Records from a collection
==========
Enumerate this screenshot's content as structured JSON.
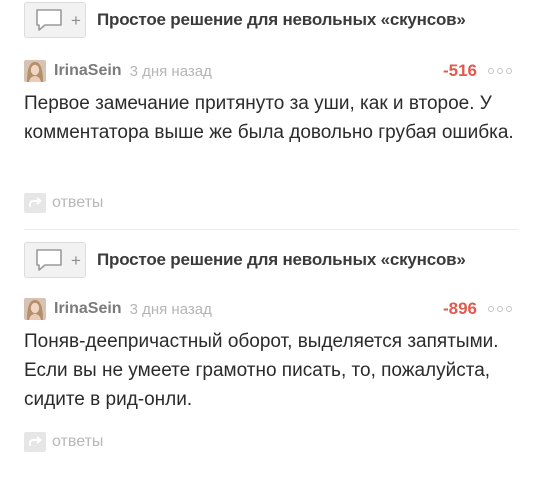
{
  "comments": [
    {
      "post_title": "Простое решение для невольных «скунсов»",
      "username": "IrinaSein",
      "time": "3 дня назад",
      "rating": "-516",
      "text": "Первое замечание притянуто за уши, как и второе. У комментатора выше же была довольно грубая ошибка.",
      "reply_label": "ответы"
    },
    {
      "post_title": "Простое решение для невольных «скунсов»",
      "username": "IrinaSein",
      "time": "3 дня назад",
      "rating": "-896",
      "text": "Поняв-деепричастный оборот, выделяется запятыми. Если вы не умеете грамотно писать, то, пожалуйста, сидите в рид-онли.",
      "reply_label": "ответы"
    }
  ],
  "icons": {
    "post": "comment-bubble-icon",
    "plus": "plus-icon",
    "more": "more-dots-icon",
    "reply": "reply-arrow-icon"
  },
  "colors": {
    "rating": "#e05a4e",
    "username": "#7b7b7b",
    "muted": "#b5b5b5"
  }
}
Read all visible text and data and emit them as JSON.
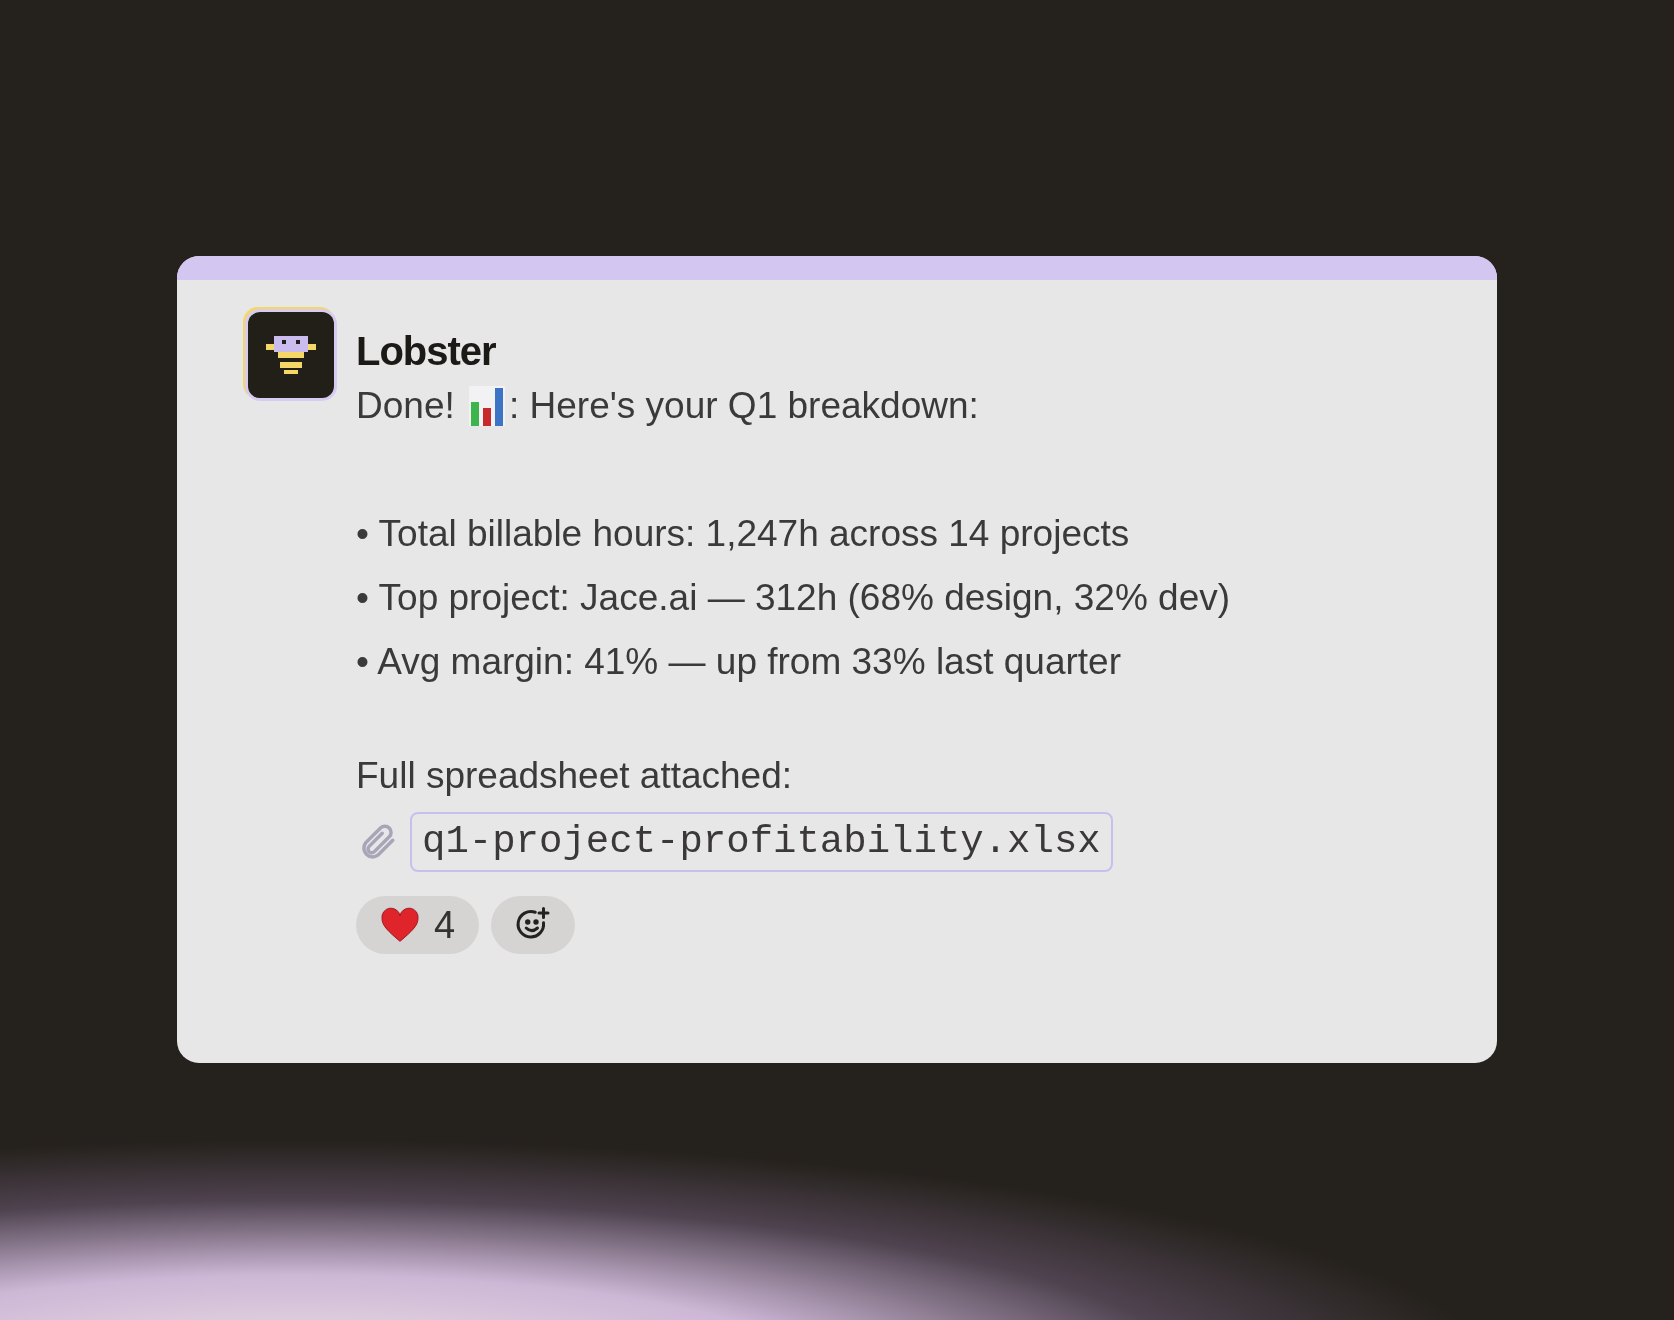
{
  "message": {
    "author": "Lobster",
    "intro": {
      "before": "Done!",
      "after": ": Here's your Q1 breakdown:"
    },
    "bullets": [
      "• Total billable hours: 1,247h across 14 projects",
      "• Top project: Jace.ai — 312h (68% design, 32% dev)",
      "• Avg margin: 41% — up from 33% last quarter"
    ],
    "attachment_intro": "Full spreadsheet attached:",
    "attachment": {
      "filename": "q1-project-profitability.xlsx"
    },
    "reactions": [
      {
        "kind": "heart",
        "count": "4"
      },
      {
        "kind": "add"
      }
    ]
  }
}
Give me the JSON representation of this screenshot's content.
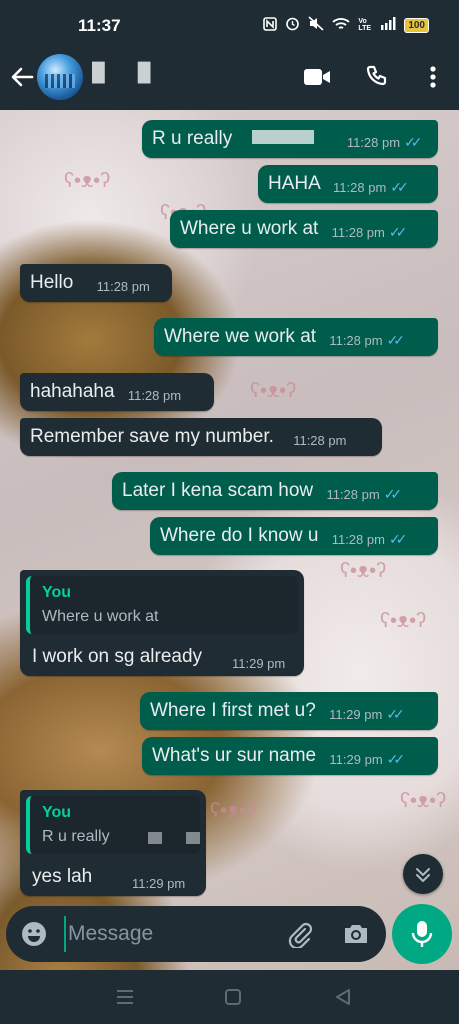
{
  "status_bar": {
    "time": "11:37",
    "battery": "100",
    "network_label": "Vo LTE"
  },
  "header": {
    "contact_name": "█ █"
  },
  "messages": [
    {
      "type": "outgoing",
      "text": "R u really",
      "time": "11:28 pm",
      "status": "read"
    },
    {
      "type": "outgoing",
      "text": "HAHA",
      "time": "11:28 pm",
      "status": "read"
    },
    {
      "type": "outgoing",
      "text": "Where u work at",
      "time": "11:28 pm",
      "status": "read"
    },
    {
      "type": "incoming",
      "text": "Hello",
      "time": "11:28 pm"
    },
    {
      "type": "outgoing",
      "text": "Where we work at",
      "time": "11:28 pm",
      "status": "read"
    },
    {
      "type": "incoming",
      "text": "hahahaha",
      "time": "11:28 pm"
    },
    {
      "type": "incoming",
      "text": "Remember save my number.",
      "time": "11:28 pm"
    },
    {
      "type": "outgoing",
      "text": "Later I kena scam how",
      "time": "11:28 pm",
      "status": "read"
    },
    {
      "type": "outgoing",
      "text": "Where do I know u",
      "time": "11:28 pm",
      "status": "read"
    },
    {
      "type": "incoming_reply",
      "quote_author": "You",
      "quote_text": "Where u work at",
      "text": "I work on sg already",
      "time": "11:29 pm"
    },
    {
      "type": "outgoing",
      "text": "Where I first met u?",
      "time": "11:29 pm",
      "status": "read"
    },
    {
      "type": "outgoing",
      "text": "What's ur sur name",
      "time": "11:29 pm",
      "status": "read"
    },
    {
      "type": "incoming_reply",
      "quote_author": "You",
      "quote_text": "R u really",
      "text": "yes lah",
      "time": "11:29 pm"
    }
  ],
  "compose": {
    "placeholder": "Message"
  },
  "colors": {
    "outgoing_bubble": "#005c4b",
    "incoming_bubble": "#202c33",
    "accent": "#00a884",
    "read_ticks": "#53bdeb",
    "app_bar": "#1f2c34"
  },
  "icons": [
    "back-arrow-icon",
    "video-call-icon",
    "voice-call-icon",
    "more-options-icon",
    "emoji-icon",
    "attach-icon",
    "camera-icon",
    "mic-icon",
    "scroll-down-icon",
    "nav-menu-icon",
    "nav-home-icon",
    "nav-back-icon"
  ]
}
==========
> Work to complete: Within the listing above, copy each line that has the string "arrow".

> Right answer:
    "reply": "reply-arrow-icon"
    "back-arrow-icon",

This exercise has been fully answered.